» **WRITTEN REQUEST**
Below are the records; collect from them each line containing the string "placeholder".

» **INPUT DATA**
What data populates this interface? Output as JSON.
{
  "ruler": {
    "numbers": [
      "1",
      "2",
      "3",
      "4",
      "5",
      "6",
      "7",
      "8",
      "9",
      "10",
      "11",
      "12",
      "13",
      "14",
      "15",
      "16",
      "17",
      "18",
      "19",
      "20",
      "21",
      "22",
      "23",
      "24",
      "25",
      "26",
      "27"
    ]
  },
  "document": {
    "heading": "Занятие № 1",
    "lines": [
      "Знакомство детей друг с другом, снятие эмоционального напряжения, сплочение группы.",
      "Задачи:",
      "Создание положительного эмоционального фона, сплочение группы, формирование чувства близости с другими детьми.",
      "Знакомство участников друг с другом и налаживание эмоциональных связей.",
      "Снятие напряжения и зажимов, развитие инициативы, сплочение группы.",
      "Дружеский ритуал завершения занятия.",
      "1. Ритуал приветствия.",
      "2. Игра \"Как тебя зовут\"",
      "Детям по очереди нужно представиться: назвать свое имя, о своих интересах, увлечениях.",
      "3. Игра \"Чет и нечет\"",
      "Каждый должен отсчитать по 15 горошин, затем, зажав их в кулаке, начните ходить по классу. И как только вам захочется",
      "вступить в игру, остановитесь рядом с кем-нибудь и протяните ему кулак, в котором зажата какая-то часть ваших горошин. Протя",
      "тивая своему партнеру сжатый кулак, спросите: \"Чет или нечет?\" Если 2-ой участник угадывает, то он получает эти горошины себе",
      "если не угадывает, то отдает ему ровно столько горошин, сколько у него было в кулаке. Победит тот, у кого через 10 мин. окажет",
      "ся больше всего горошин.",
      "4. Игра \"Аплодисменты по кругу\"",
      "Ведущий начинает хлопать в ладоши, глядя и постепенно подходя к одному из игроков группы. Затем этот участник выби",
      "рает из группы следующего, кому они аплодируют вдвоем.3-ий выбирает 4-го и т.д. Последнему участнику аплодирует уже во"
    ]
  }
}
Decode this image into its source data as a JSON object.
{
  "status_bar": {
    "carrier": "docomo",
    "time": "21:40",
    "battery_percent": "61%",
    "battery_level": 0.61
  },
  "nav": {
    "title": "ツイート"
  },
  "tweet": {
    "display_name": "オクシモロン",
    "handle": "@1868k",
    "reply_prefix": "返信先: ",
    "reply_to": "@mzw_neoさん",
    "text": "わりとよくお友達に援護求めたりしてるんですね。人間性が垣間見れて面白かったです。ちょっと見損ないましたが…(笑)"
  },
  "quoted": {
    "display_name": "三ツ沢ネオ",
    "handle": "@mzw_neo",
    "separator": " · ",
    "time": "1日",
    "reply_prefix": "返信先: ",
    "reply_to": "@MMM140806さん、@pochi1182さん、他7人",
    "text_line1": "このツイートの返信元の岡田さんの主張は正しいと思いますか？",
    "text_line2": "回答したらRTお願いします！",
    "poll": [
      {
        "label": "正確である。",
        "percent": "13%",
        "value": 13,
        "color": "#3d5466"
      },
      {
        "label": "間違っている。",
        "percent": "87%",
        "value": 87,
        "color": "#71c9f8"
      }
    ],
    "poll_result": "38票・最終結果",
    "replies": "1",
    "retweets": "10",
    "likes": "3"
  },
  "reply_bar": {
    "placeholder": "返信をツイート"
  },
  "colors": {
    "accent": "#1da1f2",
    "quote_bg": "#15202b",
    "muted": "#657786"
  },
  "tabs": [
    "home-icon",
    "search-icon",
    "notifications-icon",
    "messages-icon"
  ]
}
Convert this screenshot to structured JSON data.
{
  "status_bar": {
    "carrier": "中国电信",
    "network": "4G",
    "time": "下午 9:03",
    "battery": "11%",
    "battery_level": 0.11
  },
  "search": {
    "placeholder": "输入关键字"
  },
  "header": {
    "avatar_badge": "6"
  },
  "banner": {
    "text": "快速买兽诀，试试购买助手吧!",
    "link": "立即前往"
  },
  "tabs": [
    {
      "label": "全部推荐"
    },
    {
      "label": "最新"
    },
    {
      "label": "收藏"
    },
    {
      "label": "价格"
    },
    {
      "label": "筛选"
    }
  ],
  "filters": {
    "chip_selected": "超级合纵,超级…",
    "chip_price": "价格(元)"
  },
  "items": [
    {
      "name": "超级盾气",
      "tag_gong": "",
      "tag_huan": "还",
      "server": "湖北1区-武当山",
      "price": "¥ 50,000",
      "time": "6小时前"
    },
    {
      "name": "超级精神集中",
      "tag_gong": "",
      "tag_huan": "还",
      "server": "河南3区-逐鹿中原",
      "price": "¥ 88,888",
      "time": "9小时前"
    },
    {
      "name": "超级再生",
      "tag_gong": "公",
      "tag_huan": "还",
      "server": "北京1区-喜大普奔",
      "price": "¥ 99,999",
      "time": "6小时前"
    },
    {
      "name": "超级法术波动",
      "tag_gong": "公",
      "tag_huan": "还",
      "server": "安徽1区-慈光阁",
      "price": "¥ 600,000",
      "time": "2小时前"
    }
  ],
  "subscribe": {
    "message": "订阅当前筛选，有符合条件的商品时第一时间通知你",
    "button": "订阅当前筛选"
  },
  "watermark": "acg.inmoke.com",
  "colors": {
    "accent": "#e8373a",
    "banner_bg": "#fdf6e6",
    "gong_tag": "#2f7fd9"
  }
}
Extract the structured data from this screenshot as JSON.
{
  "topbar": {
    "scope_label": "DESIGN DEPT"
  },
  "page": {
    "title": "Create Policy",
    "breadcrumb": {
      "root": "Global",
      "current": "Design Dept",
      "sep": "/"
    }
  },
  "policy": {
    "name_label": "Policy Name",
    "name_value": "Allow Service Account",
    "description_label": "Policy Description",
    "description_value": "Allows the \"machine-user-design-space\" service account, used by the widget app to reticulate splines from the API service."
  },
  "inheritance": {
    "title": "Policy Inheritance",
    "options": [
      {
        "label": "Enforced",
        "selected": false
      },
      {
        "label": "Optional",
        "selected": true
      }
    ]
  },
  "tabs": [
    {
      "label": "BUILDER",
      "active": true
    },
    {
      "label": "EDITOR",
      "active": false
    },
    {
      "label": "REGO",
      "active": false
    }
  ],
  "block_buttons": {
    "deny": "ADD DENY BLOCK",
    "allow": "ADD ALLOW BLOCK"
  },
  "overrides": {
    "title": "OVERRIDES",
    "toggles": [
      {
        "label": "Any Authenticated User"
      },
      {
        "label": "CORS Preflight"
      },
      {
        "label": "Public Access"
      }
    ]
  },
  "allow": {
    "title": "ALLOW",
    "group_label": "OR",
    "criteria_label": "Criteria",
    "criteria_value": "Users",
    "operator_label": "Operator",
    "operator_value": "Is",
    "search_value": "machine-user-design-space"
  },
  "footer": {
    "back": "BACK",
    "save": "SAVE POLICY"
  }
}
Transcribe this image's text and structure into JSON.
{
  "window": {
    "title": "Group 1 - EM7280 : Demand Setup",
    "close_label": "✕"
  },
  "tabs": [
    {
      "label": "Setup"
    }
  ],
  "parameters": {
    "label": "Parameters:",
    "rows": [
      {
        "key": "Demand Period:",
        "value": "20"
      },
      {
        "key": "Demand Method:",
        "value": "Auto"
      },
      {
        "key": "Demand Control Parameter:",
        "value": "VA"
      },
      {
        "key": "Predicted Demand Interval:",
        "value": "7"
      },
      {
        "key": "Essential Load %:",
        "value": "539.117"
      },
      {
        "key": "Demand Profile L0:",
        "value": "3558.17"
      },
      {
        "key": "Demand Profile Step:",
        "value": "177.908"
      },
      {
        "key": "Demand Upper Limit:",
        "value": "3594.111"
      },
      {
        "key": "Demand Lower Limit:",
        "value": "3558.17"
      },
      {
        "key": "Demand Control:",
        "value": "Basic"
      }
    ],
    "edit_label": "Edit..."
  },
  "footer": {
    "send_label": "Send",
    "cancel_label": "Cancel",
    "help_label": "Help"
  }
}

» **TASK RESULT**
    "placeholder": "返信をツイート"
    "placeholder": "输入关键字"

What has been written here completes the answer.